やること:
A – 三宅島についての文書の一部を読み、次の問いに答えよ。
(i) 三宅島は東京からどの方角へ、およそ何km離れているか。
(ii) 風速10m/s以上の風が吹く日は年間約何日か。
(iii) 10〜3月にかけて吹く風はどのような風か。
B – 三宅島についての文書の一部で「三宅島は,東京から南南西へ」で始まる段落を、主な事実を残して箇条書きに直せ。
C – 三宅島についての文書の一部を、最後の文の後から書き継げ。

文書の一部:
· · · · ·

2000年噴火と砂防・治山

平野祐康(Sukeyasu Hirano、東京都三宅島三宅村長)

「砂防と治水184号」(2008年8月発行)より

○はじめに
 三宅島は,東京から南南西へ約180kmに位置し,伊豆半島からは約80km離れています。周囲を流れる黒潮の影響により,気候は温暖多雨。年平均気温は17.5℃と暖かく,最寒月は2月の9.4℃,最暖日は8月で25.8℃です。降水量は年間3,000ミリを超え,年間を通じて風が強く風速10m/s 以上の風が吹く日は約230日にもなります。
 4〜9月にかけては南西風が多く10〜3月にかけては強い西風が吹きます。植生は,2000年噴火の影響により標高の高いところでは裸地化していますが,火山ガスの影響を受けていない地域ではオオバヤシャブシや,オオシマザクラ,オオバエゴの木などを見ることができます。その他タブノキ林は限られており,大変貴重な自然の財産となっています。

· · · · ·

提供情報:
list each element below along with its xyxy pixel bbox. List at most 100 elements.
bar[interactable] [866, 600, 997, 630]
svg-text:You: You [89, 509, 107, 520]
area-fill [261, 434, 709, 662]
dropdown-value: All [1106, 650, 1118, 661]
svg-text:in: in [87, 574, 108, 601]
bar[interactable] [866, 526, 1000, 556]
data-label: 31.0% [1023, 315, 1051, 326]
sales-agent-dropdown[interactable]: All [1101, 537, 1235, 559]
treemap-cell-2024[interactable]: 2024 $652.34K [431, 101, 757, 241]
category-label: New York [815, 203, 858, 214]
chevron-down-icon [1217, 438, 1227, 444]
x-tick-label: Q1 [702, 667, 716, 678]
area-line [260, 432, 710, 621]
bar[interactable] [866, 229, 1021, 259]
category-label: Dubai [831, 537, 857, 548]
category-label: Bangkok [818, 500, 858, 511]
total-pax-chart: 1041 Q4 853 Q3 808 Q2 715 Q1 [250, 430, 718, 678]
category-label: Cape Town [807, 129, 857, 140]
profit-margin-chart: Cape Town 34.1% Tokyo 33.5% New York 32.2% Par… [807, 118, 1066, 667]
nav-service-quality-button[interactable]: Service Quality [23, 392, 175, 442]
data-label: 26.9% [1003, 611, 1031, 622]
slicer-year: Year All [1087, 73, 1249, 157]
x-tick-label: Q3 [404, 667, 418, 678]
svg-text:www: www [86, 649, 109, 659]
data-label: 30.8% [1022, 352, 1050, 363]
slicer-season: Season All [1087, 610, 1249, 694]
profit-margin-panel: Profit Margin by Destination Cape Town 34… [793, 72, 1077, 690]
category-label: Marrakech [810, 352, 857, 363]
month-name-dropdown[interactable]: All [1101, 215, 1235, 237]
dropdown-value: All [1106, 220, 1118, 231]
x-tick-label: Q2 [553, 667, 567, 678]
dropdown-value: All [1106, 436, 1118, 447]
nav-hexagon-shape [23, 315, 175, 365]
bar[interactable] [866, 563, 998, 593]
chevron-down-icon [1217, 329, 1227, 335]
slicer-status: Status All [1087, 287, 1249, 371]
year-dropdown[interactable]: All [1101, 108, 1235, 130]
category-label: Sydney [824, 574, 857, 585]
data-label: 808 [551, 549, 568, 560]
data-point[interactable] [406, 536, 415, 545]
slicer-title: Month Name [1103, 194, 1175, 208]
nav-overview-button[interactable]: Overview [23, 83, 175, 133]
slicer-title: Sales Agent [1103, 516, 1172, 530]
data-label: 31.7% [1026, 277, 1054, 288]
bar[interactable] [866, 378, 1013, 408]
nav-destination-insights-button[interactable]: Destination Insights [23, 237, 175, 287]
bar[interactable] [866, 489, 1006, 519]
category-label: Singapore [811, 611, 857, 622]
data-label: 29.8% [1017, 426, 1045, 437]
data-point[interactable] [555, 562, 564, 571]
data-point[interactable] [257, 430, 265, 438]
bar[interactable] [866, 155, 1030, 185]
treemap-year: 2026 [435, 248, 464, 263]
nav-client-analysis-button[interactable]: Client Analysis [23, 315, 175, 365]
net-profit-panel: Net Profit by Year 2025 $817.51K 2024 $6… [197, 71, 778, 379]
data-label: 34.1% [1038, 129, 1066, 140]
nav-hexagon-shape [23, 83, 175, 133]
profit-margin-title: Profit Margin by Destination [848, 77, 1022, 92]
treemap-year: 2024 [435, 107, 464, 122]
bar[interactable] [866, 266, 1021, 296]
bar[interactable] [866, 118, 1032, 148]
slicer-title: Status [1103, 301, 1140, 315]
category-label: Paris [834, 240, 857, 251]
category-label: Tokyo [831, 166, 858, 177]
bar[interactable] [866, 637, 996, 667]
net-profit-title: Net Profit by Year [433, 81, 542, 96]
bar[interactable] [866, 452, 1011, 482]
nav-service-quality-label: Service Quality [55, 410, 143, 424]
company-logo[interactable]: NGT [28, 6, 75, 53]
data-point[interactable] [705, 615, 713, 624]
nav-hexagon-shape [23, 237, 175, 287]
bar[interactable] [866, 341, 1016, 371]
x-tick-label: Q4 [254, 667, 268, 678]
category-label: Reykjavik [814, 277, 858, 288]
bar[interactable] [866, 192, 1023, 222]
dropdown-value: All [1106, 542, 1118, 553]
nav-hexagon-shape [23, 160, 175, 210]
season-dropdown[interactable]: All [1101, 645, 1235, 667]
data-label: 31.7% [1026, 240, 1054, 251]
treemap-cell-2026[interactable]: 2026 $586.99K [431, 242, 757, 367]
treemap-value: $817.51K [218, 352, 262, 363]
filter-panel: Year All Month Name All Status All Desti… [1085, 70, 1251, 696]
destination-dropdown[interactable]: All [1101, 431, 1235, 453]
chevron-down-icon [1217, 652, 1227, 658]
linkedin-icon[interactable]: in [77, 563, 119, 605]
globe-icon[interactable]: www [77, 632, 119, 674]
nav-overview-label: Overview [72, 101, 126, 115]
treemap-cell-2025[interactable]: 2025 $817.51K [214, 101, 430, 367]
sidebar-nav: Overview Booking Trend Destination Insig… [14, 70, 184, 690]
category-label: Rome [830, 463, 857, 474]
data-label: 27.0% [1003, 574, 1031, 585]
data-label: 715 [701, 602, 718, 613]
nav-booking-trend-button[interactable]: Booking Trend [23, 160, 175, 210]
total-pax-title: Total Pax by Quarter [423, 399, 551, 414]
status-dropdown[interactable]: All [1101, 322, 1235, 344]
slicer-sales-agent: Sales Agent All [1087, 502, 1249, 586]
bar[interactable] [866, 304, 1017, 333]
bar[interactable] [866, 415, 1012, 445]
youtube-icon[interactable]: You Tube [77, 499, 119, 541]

· · · · ·

練習の解答:
A –
(i) 南南西へ約180km
(ii) 約230日
(iii) 強い西風

B –
・位置:東京から南南西へ約180km、伊豆半島から約80km
・気候:黒潮の影響で温暖多雨
・気温:年平均17.5℃、最寒月は2月で9.4℃、最も暖かいのは8月で25.8℃
・降水量:年間3,000ミリ超
・風:年間を通じて強く、風速10m/s以上の日は約230日

C –
 また,これまでに約250種の野鳥が観測され,野鳥の生息密度が高いことでも知られています。野鳥は島という隔離された環境の中で生態や習性が変わっているものがあり,例えばオーストンヤマガラは,本州のヤマガラよりも,産卵数が少なく,巣立ちヒナの餌ねだりの期間が長いことが知られています。
 海では,黒潮の恩恵によって南方系の海水魚が数多く見られ,サンゴの種類も約90種と豊富です。火山地形が随所に見られ,植物の様子を理解する素材にも恵まれています。
 このように回復をみせる三宅島の自然の力,強さについては後で述べるとして,先ず2000年噴火の様子と現状を皆様にご報告させていただきます。

○2000年噴火の様子と現状
 三宅島は,海底部分まで含めると直径25km,高さ1,200km程の火山島で,山頂から海岸線にかけては,割れ目噴火の火山列が数多くあります。島には2つのカルデラがあり,約2,500年前に山頂部分で発生した噴火により八丁平カルデラができたと考えられています。
 しかし,その後の記録のある14回の噴火はほとんどが山腹での割れ目噴火です。過去100年では21〜22年間隔で割れ目噴火を繰り返してきました。
 平成12年の噴火災害は,全島避難から避難指示解除まで4年5カ月を要し,帰島後も復興・復旧に向けた火山ガスとの共生と戦いの日々が続いています。この事例のない長期災害は,その時の状況,住人の意識の変化などから大きく次のように時期を分けることができます。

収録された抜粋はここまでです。